READING TEXT
******************************
ASU faculty receive federal nanotech renewal grant


October 29, 2010

A team of professors at Arizona State University, including three faculty members of the Sandra Day O’Connor College of Law, has received a quarter-million-dollar federal grant to pursue their research of nanotechnology regulation.

The two-year, $248,230 award from the Ethical, Legal and Social Issues (ELSI) Program in the U.S. Department of Energy Office of Science will enable the researchers to evaluate novel “soft law” mechanisms for oversight of the technology. The grant, “Governing Nanotechnology Risks and Benefits in the Transition to Regulation,” was made to Gary Marchant, Ken Abbott and Doug Sylvester, professors at the College of Law, and Elizabeth Corley, an associate professor in the School of Public Affairs and co-principal investigator for the Center for Nanotechnology in Society at ASU. Download Full Image

The grant follows a $314,000 federal award that Marchant, Abbott and Sylvester received in 2007 on behalf of the College of Law’s Center for Law, Science & Innovation to develop models for the international regulation of nanotechnology.

Known as the science of the small – the ability to manipulate and utilize materials at the “nanoscale” level where they display unique and beneficial characteristics – nanotechnology is a growing science with big implications for healthy, safety, quality of life and environment concerns. Already, there are hundreds of nanotechnology products on the market, yet the industry is largely unregulated.

“Nanotechnology is involved in a lot of different types of products, such as stain-repellant clothing, highly effective sunscreen lotions and many renewable energy applications,” said Marchant, the ASU Lincoln Professor of Emerging Technologies, Law and Ethics, and Executive Director of the Center for Law, Science & Innovation. “With so many nanotech products coming onto the market, some will undoubtedly create human health problems if not managed properly, potentially jeopardizing the entire nano brand.”
******************************
WHAT YOU NEED TO DO
**1.** Name every person the nanotechnology grant article says received the new grant.
**2.** Check each statement against the nanotechnology grant article: (a) The new grant runs for two years. (b) Elizabeth Corley is a professor at the College of Law. (c) The nanotechnology industry is already tightly regulated. Answer yes or no for each, quoting the words that decide it.
**3.** Carry on the nanotechnology grant article from its last sentence.
None of the lines are needed for this work.

DATASET SECTION
******************************
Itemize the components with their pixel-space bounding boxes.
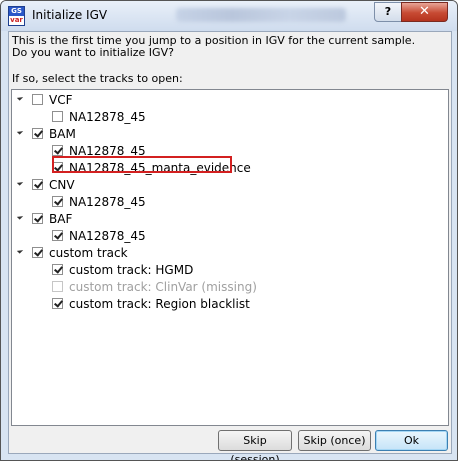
******************************
RESPONSES TO THE EXERCISE
**1.** Gary Marchant, Ken Abbott, Doug Sylvester, Elizabeth Corley

**2.**
(a) Yes: "The two-year, $248,230 award"
(b) No: "an associate professor in the School of Public Affairs"
(c) No: "yet the industry is largely unregulated"

**3.**
For example, some consumer protection organizations called for a global moratorium on nanotech research and a recall of products that contain nanoparticles, after a household sealant, Magic Nano, was yanked from the market in Germany last spring. The product had caused breathing problems among users, but it was later determined that it contained no nanoparticles.

“One important aspect of the limbo between progression of nanotechnology and awareness and accessibility is the development of nanotechnology regulation in the face of scientific uncertainty about the technology,” Corley said. “When we think about a field like nanotechnology, the science often moves forward very quickly while the discussion of the social, ethical and policy impacts often falls behind. One of the goals of our research is to make sure that as a scientific community we engage in a discussion about the policy implications of nanotechnology at the same time that the science is moving forward.”

As part of the first grant, Marchant, Abbott and Sylvester examined the potential for international harmonization of nanotech regulations and concluded that formal treaties in the foreseeable future were unlikely.

“International negotiations are so intense, and they require a lot of resources, so the issue has to be urgent,” said Marchant, the grant’s principal investigator. “Yet we need to provide assurances to the public that this is being looked at, even though it may take a long time for formal regulation to be implemented.”

Thus, the researchers will use the follow-on grant to bring cutting-edge analysis of innovative governance mechanisms to this rapidly-developing technology, Abbott said.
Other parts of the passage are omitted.